- Instructions for the task: Copy all records verbatim.

══════════

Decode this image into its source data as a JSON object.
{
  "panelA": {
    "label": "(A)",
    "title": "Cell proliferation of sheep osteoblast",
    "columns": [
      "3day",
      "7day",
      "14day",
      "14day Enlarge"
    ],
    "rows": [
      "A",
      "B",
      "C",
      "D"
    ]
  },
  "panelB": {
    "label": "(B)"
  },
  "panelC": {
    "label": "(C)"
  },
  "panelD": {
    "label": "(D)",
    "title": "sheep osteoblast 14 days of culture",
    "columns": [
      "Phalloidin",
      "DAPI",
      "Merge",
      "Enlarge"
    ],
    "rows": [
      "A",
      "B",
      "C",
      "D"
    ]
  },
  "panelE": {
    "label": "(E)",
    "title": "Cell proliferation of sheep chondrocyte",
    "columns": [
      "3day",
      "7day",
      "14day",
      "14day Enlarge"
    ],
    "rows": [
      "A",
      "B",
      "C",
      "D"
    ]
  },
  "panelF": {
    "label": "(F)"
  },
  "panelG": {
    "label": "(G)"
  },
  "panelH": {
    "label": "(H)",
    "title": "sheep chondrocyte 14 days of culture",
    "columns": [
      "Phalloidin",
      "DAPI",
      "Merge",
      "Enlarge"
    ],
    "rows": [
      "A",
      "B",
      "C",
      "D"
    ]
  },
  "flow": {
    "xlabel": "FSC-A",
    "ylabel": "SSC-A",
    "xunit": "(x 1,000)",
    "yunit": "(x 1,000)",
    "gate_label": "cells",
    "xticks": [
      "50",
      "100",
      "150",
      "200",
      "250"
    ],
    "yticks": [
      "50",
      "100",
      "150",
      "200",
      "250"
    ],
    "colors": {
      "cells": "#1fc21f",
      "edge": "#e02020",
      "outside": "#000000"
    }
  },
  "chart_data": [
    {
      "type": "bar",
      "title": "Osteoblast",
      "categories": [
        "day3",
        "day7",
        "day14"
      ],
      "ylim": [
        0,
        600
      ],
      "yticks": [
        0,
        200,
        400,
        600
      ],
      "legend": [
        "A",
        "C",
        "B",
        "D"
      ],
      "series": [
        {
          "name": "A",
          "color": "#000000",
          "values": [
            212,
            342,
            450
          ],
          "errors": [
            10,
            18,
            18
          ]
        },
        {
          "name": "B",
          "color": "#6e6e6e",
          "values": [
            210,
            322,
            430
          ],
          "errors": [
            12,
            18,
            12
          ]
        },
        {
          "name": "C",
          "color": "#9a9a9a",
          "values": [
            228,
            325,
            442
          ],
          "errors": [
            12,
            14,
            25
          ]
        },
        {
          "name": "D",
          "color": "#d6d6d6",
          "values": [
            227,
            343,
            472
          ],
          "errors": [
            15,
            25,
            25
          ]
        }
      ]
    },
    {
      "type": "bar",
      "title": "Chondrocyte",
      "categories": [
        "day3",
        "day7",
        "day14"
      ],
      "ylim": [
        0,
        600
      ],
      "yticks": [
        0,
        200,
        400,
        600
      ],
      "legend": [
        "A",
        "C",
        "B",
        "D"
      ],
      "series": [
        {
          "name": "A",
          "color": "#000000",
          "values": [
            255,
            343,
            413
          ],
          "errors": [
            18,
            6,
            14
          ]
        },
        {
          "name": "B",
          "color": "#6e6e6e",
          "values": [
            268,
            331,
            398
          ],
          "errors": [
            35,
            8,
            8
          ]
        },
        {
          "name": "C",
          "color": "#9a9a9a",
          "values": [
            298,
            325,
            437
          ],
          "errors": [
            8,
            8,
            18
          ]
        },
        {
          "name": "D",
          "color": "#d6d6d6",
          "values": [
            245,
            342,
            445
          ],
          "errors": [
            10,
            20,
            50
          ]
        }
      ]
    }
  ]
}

══════════

- Exercise response:
Decode this image into its source data as a JSON object.
{
  "panelA": {
    "label": "(A)",
    "title": "Cell proliferation of sheep osteoblast",
    "columns": [
      "3day",
      "7day",
      "14day",
      "14day Enlarge"
    ],
    "rows": [
      "A",
      "B",
      "C",
      "D"
    ]
  },
  "panelB": {
    "label": "(B)"
  },
  "panelC": {
    "label": "(C)"
  },
  "panelD": {
    "label": "(D)",
    "title": "sheep osteoblast 14 days of culture",
    "columns": [
      "Phalloidin",
      "DAPI",
      "Merge",
      "Enlarge"
    ],
    "rows": [
      "A",
      "B",
      "C",
      "D"
    ]
  },
  "panelE": {
    "label": "(E)",
    "title": "Cell proliferation of sheep chondrocyte",
    "columns": [
      "3day",
      "7day",
      "14day",
      "14day Enlarge"
    ],
    "rows": [
      "A",
      "B",
      "C",
      "D"
    ]
  },
  "panelF": {
    "label": "(F)"
  },
  "panelG": {
    "label": "(G)"
  },
  "panelH": {
    "label": "(H)",
    "title": "sheep chondrocyte 14 days of culture",
    "columns": [
      "Phalloidin",
      "DAPI",
      "Merge",
      "Enlarge"
    ],
    "rows": [
      "A",
      "B",
      "C",
      "D"
    ]
  },
  "flow": {
    "xlabel": "FSC-A",
    "ylabel": "SSC-A",
    "xunit": "(x 1,000)",
    "yunit": "(x 1,000)",
    "gate_label": "cells",
    "xticks": [
      "50",
      "100",
      "150",
      "200",
      "250"
    ],
    "yticks": [
      "50",
      "100",
      "150",
      "200",
      "250"
    ],
    "colors": {
      "cells": "#1fc21f",
      "edge": "#e02020",
      "outside": "#000000"
    }
  },
  "chart_data": [
    {
      "type": "bar",
      "title": "Osteoblast",
      "categories": [
        "day3",
        "day7",
        "day14"
      ],
      "ylim": [
        0,
        600
      ],
      "yticks": [
        0,
        200,
        400,
        600
      ],
      "legend": [
        "A",
        "C",
        "B",
        "D"
      ],
      "series": [
        {
          "name": "A",
          "color": "#000000",
          "values": [
            212,
            342,
            450
          ],
          "errors": [
            10,
            18,
            18
          ]
        },
        {
          "name": "B",
          "color": "#6e6e6e",
          "values": [
            210,
            322,
            430
          ],
          "errors": [
            12,
            18,
            12
          ]
        },
        {
          "name": "C",
          "color": "#9a9a9a",
          "values": [
            228,
            325,
            442
          ],
          "errors": [
            12,
            14,
            25
          ]
        },
        {
          "name": "D",
          "color": "#d6d6d6",
          "values": [
            227,
            343,
            472
          ],
          "errors": [
            15,
            25,
            25
          ]
        }
      ]
    },
    {
      "type": "bar",
      "title": "Chondrocyte",
      "categories": [
        "day3",
        "day7",
        "day14"
      ],
      "ylim": [
        0,
        600
      ],
      "yticks": [
        0,
        200,
        400,
        600
      ],
      "legend": [
        "A",
        "C",
        "B",
        "D"
      ],
      "series": [
        {
          "name": "A",
          "color": "#000000",
          "values": [
            255,
            343,
            413
          ],
          "errors": [
            18,
            6,
            14
          ]
        },
        {
          "name": "B",
          "color": "#6e6e6e",
          "values": [
            268,
            331,
            398
          ],
          "errors": [
            35,
            8,
            8
          ]
        },
        {
          "name": "C",
          "color": "#9a9a9a",
          "values": [
            298,
            325,
            437
          ],
          "errors": [
            8,
            8,
            18
          ]
        },
        {
          "name": "D",
          "color": "#d6d6d6",
          "values": [
            245,
            342,
            445
          ],
          "errors": [
            10,
            20,
            50
          ]
        }
      ]
    }
  ]
}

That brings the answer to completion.